# [To do]
Return a copy of each line that holds the string "Best".

# [Data supplied]
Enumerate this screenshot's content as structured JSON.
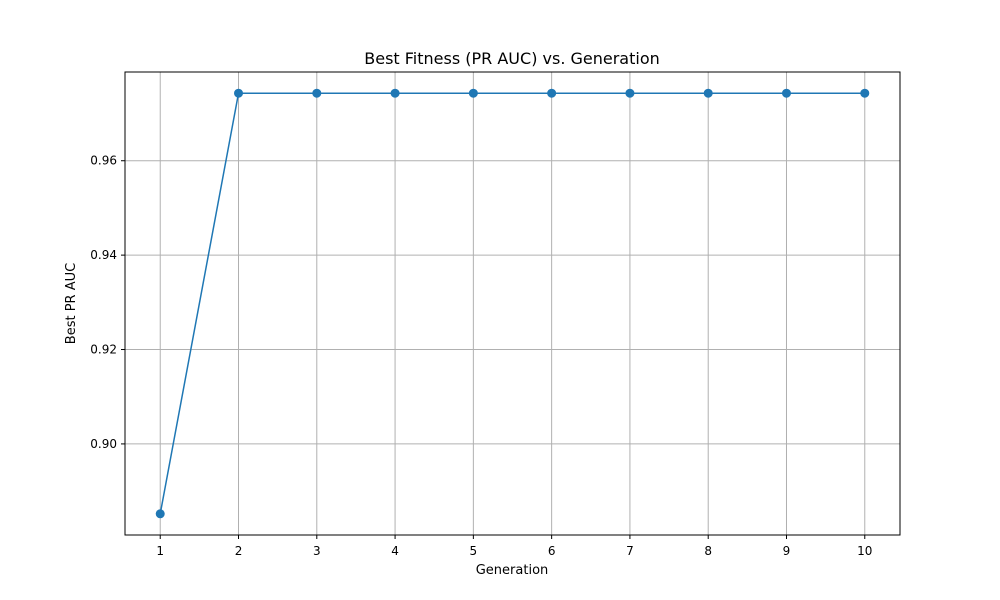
{
  "chart_data": {
    "type": "line",
    "title": "Best Fitness (PR AUC) vs. Generation",
    "xlabel": "Generation",
    "ylabel": "Best PR AUC",
    "x": [
      1,
      2,
      3,
      4,
      5,
      6,
      7,
      8,
      9,
      10
    ],
    "series": [
      {
        "name": "Best PR AUC",
        "values": [
          0.8852,
          0.9743,
          0.9743,
          0.9743,
          0.9743,
          0.9743,
          0.9743,
          0.9743,
          0.9743,
          0.9743
        ],
        "color": "#1f77b4",
        "marker": "circle"
      }
    ],
    "xlim": [
      0.55,
      10.45
    ],
    "ylim": [
      0.8807,
      0.9788
    ],
    "xticks": [
      1,
      2,
      3,
      4,
      5,
      6,
      7,
      8,
      9,
      10
    ],
    "xtick_labels": [
      "1",
      "2",
      "3",
      "4",
      "5",
      "6",
      "7",
      "8",
      "9",
      "10"
    ],
    "yticks": [
      0.9,
      0.92,
      0.94,
      0.96
    ],
    "ytick_labels": [
      "0.90",
      "0.92",
      "0.94",
      "0.96"
    ],
    "grid": true,
    "legend": false
  }
}
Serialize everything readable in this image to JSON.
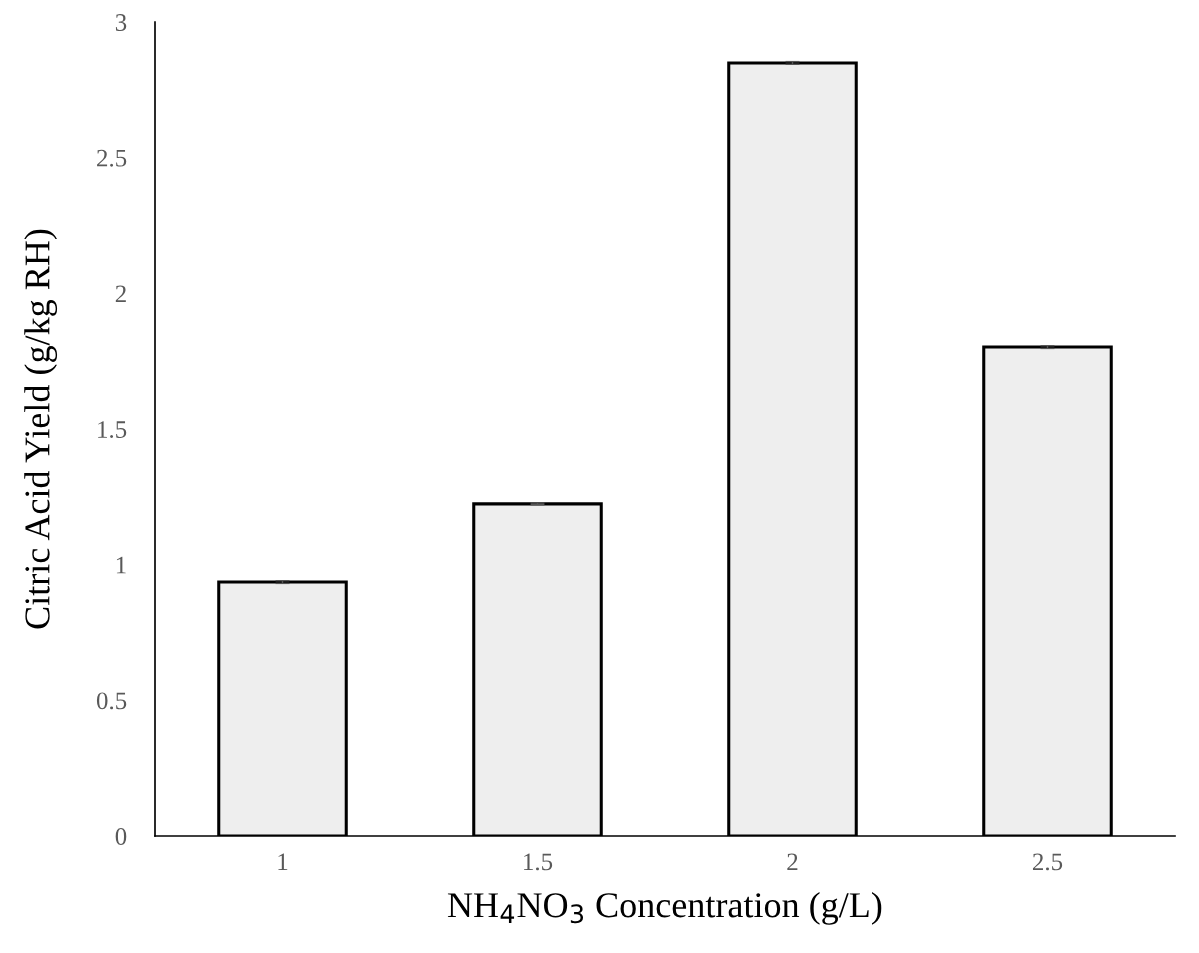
{
  "chart_data": {
    "type": "bar",
    "categories": [
      "1",
      "1.5",
      "2",
      "2.5"
    ],
    "values": [
      0.936,
      1.224,
      2.849,
      1.802
    ],
    "errors": [
      0.005,
      0.003,
      0.005,
      0.005
    ],
    "color": "#eeeeee",
    "xlabel": "NH$_{4}$NO$_{3}$ Concentration (g/L)",
    "ylabel": "Citric Acid Yield (g/kg RH)",
    "ylim": [
      0,
      3
    ],
    "yticks": [
      0,
      0.5,
      1,
      1.5,
      2,
      2.5,
      3
    ],
    "grid": false
  }
}
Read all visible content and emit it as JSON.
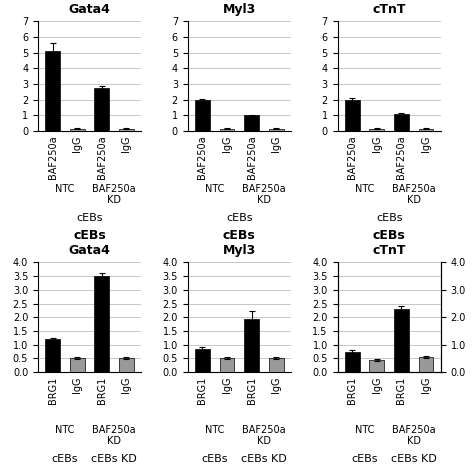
{
  "chart_data": [
    {
      "type": "bar",
      "title": "Gata4",
      "categories": [
        "BAF250a",
        "IgG",
        "BAF250a",
        "IgG"
      ],
      "series": [
        {
          "values": [
            5.1,
            0.15,
            2.75,
            0.15
          ],
          "errors": [
            0.5,
            0.04,
            0.15,
            0.04
          ],
          "colors": [
            "#000000",
            "#999999",
            "#000000",
            "#999999"
          ]
        }
      ],
      "ylim": [
        0,
        7
      ],
      "yticks": [
        0,
        1,
        2,
        3,
        4,
        5,
        6,
        7
      ],
      "grid": true,
      "annotations": [
        [
          "NTC"
        ],
        [
          "BAF250a\nKD"
        ]
      ],
      "xlabel": "cEBs"
    },
    {
      "type": "bar",
      "title": "Myl3",
      "categories": [
        "BAF250a",
        "IgG",
        "BAF250a",
        "IgG"
      ],
      "series": [
        {
          "values": [
            1.95,
            0.15,
            1.0,
            0.15
          ],
          "errors": [
            0.1,
            0.04,
            0.05,
            0.04
          ],
          "colors": [
            "#000000",
            "#999999",
            "#000000",
            "#999999"
          ]
        }
      ],
      "ylim": [
        0,
        7
      ],
      "yticks": [
        0,
        1,
        2,
        3,
        4,
        5,
        6,
        7
      ],
      "grid": true,
      "annotations": [
        [
          "NTC"
        ],
        [
          "BAF250a\nKD"
        ]
      ],
      "xlabel": "cEBs"
    },
    {
      "type": "bar",
      "title": "cTnT",
      "categories": [
        "BAF250a",
        "IgG",
        "BAF250a",
        "IgG"
      ],
      "series": [
        {
          "values": [
            2.0,
            0.15,
            1.1,
            0.15
          ],
          "errors": [
            0.1,
            0.04,
            0.05,
            0.04
          ],
          "colors": [
            "#000000",
            "#999999",
            "#000000",
            "#999999"
          ]
        }
      ],
      "ylim": [
        0,
        7
      ],
      "yticks": [
        0,
        1,
        2,
        3,
        4,
        5,
        6,
        7
      ],
      "grid": true,
      "annotations": [
        [
          "NTC"
        ],
        [
          "BAF250a\nKD"
        ]
      ],
      "xlabel": "cEBs"
    },
    {
      "type": "bar",
      "title": "cEBs\nGata4",
      "categories": [
        "BRG1",
        "IgG",
        "BRG1",
        "IgG"
      ],
      "series": [
        {
          "values": [
            1.2,
            0.5,
            3.5,
            0.5
          ],
          "errors": [
            0.05,
            0.04,
            0.12,
            0.04
          ],
          "colors": [
            "#000000",
            "#999999",
            "#000000",
            "#999999"
          ]
        }
      ],
      "ylim": [
        0,
        4
      ],
      "yticks": [
        {
          "value": 0,
          "label": "0.0"
        },
        0.5,
        {
          "value": 1,
          "label": "1.0"
        },
        1.5,
        {
          "value": 2,
          "label": "2.0"
        },
        2.5,
        {
          "value": 3,
          "label": "3.0"
        },
        3.5,
        {
          "value": 4,
          "label": "4.0"
        }
      ],
      "grid": true,
      "annotations": [
        [
          "NTC",
          "cEBs"
        ],
        [
          "BAF250a\nKD",
          "cEBs KD"
        ]
      ]
    },
    {
      "type": "bar",
      "title": "cEBs\nMyl3",
      "categories": [
        "BRG1",
        "IgG",
        "BRG1",
        "IgG"
      ],
      "series": [
        {
          "values": [
            0.85,
            0.5,
            1.95,
            0.5
          ],
          "errors": [
            0.05,
            0.04,
            0.28,
            0.04
          ],
          "colors": [
            "#000000",
            "#999999",
            "#000000",
            "#999999"
          ]
        }
      ],
      "ylim": [
        0,
        4
      ],
      "yticks": [
        {
          "value": 0,
          "label": "0.0"
        },
        0.5,
        {
          "value": 1,
          "label": "1.0"
        },
        1.5,
        {
          "value": 2,
          "label": "2.0"
        },
        2.5,
        {
          "value": 3,
          "label": "3.0"
        },
        3.5,
        {
          "value": 4,
          "label": "4.0"
        }
      ],
      "grid": true,
      "annotations": [
        [
          "NTC",
          "cEBs"
        ],
        [
          "BAF250a\nKD",
          "cEBs KD"
        ]
      ]
    },
    {
      "type": "bar",
      "title": "cEBs\ncTnT",
      "categories": [
        "BRG1",
        "IgG",
        "BRG1",
        "IgG"
      ],
      "series": [
        {
          "values": [
            0.75,
            0.45,
            2.3,
            0.55
          ],
          "errors": [
            0.05,
            0.04,
            0.1,
            0.04
          ],
          "colors": [
            "#000000",
            "#999999",
            "#000000",
            "#999999"
          ]
        }
      ],
      "ylim": [
        0,
        4
      ],
      "yticks": [
        {
          "value": 0,
          "label": "0.0"
        },
        0.5,
        {
          "value": 1,
          "label": "1.0"
        },
        1.5,
        {
          "value": 2,
          "label": "2.0"
        },
        2.5,
        {
          "value": 3,
          "label": "3.0"
        },
        3.5,
        {
          "value": 4,
          "label": "4.0"
        }
      ],
      "y2lim": [
        0,
        4
      ],
      "y2ticks": [
        {
          "value": 0,
          "label": "0.0"
        },
        {
          "value": 1,
          "label": "1.0"
        },
        {
          "value": 2,
          "label": "2.0"
        },
        {
          "value": 3,
          "label": "3.0"
        },
        {
          "value": 4,
          "label": "4.0"
        }
      ],
      "grid": true,
      "annotations": [
        [
          "NTC",
          "cEBs"
        ],
        [
          "BAF250a\nKD",
          "cEBs KD"
        ]
      ]
    }
  ]
}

# [Response for this exercise]
    "title": "Best Fitness (PR AUC) vs. Generation",
    "ylabel": "Best PR AUC",
        "name": "Best PR AUC",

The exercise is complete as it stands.